— start —
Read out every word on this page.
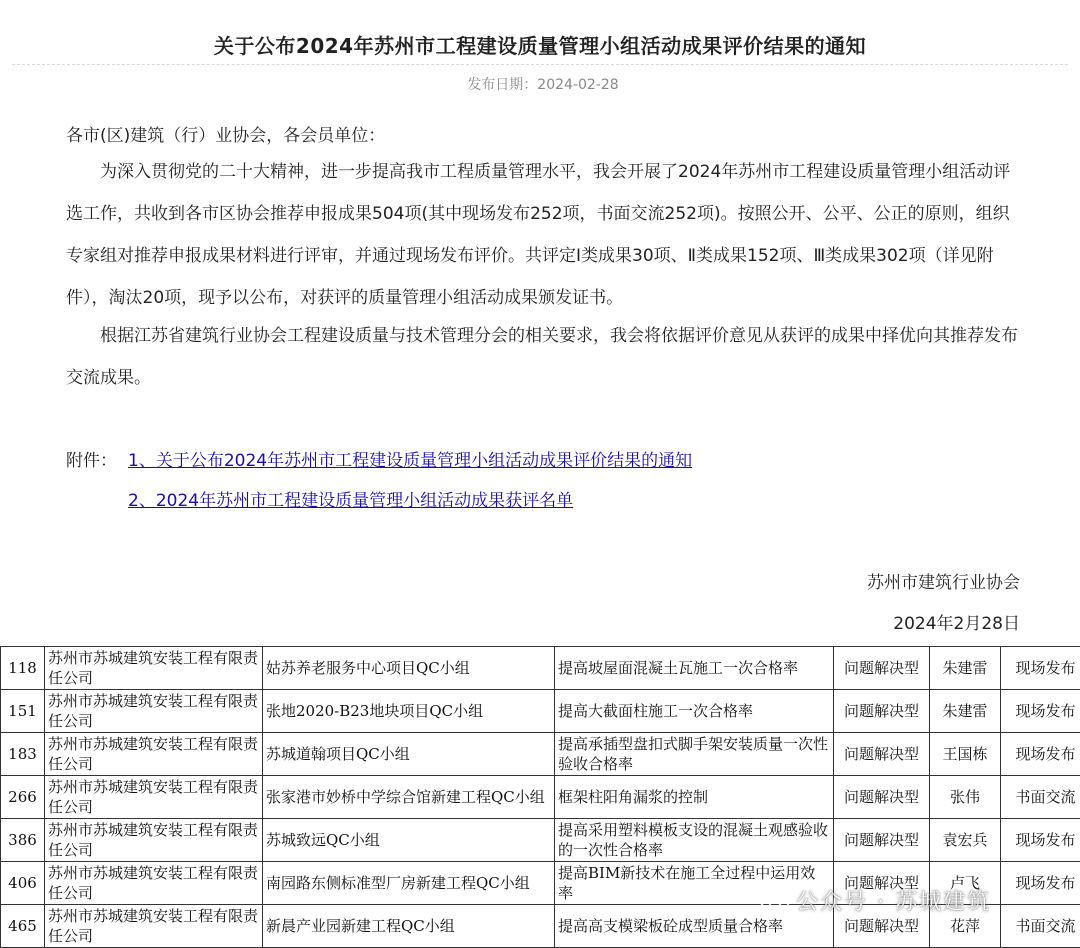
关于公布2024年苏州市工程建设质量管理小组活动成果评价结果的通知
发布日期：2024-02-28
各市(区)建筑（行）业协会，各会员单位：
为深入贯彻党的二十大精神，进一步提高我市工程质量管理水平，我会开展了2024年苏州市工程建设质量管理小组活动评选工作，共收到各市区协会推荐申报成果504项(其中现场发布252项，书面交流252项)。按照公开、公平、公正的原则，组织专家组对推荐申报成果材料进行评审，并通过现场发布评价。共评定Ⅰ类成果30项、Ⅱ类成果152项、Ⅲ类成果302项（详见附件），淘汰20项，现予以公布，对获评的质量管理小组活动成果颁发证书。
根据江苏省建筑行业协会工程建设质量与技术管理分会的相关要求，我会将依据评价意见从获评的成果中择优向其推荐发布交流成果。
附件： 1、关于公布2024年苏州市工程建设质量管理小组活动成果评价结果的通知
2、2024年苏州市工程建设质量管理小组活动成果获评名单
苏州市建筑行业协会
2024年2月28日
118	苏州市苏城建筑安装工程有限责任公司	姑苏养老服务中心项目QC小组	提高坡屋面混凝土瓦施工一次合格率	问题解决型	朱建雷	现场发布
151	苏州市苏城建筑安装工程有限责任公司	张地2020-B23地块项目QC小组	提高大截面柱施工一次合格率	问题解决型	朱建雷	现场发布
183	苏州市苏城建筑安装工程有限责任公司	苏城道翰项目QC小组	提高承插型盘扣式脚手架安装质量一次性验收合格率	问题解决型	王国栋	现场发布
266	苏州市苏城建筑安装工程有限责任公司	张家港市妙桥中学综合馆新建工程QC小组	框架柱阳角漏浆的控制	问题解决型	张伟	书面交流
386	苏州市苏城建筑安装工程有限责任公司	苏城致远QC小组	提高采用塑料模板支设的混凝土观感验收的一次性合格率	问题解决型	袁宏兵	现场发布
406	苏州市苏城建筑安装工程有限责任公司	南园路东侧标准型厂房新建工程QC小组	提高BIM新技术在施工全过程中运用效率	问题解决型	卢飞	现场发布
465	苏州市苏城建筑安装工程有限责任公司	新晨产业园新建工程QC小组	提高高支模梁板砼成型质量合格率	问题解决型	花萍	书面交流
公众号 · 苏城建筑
— end —
▸ **Requirement**: Write the records out again in full, exactly, and skip every picture.

▸ **The reply**:
Read out every word on this page.
关于公布2024年苏州市工程建设质量管理小组活动成果评价结果的通知
发布日期：2024-02-28
各市(区)建筑（行）业协会，各会员单位：
为深入贯彻党的二十大精神，进一步提高我市工程质量管理水平，我会开展了2024年苏州市工程建设质量管理小组活动评选工作，共收到各市区协会推荐申报成果504项(其中现场发布252项，书面交流252项)。按照公开、公平、公正的原则，组织专家组对推荐申报成果材料进行评审，并通过现场发布评价。共评定Ⅰ类成果30项、Ⅱ类成果152项、Ⅲ类成果302项（详见附件），淘汰20项，现予以公布，对获评的质量管理小组活动成果颁发证书。
根据江苏省建筑行业协会工程建设质量与技术管理分会的相关要求，我会将依据评价意见从获评的成果中择优向其推荐发布交流成果。
附件： 1、关于公布2024年苏州市工程建设质量管理小组活动成果评价结果的通知
2、2024年苏州市工程建设质量管理小组活动成果获评名单
苏州市建筑行业协会
2024年2月28日
118	苏州市苏城建筑安装工程有限责任公司	姑苏养老服务中心项目QC小组	提高坡屋面混凝土瓦施工一次合格率	问题解决型	朱建雷	现场发布
151	苏州市苏城建筑安装工程有限责任公司	张地2020-B23地块项目QC小组	提高大截面柱施工一次合格率	问题解决型	朱建雷	现场发布
183	苏州市苏城建筑安装工程有限责任公司	苏城道翰项目QC小组	提高承插型盘扣式脚手架安装质量一次性验收合格率	问题解决型	王国栋	现场发布
266	苏州市苏城建筑安装工程有限责任公司	张家港市妙桥中学综合馆新建工程QC小组	框架柱阳角漏浆的控制	问题解决型	张伟	书面交流
386	苏州市苏城建筑安装工程有限责任公司	苏城致远QC小组	提高采用塑料模板支设的混凝土观感验收的一次性合格率	问题解决型	袁宏兵	现场发布
406	苏州市苏城建筑安装工程有限责任公司	南园路东侧标准型厂房新建工程QC小组	提高BIM新技术在施工全过程中运用效率	问题解决型	卢飞	现场发布
465	苏州市苏城建筑安装工程有限责任公司	新晨产业园新建工程QC小组	提高高支模梁板砼成型质量合格率	问题解决型	花萍	书面交流
公众号 · 苏城建筑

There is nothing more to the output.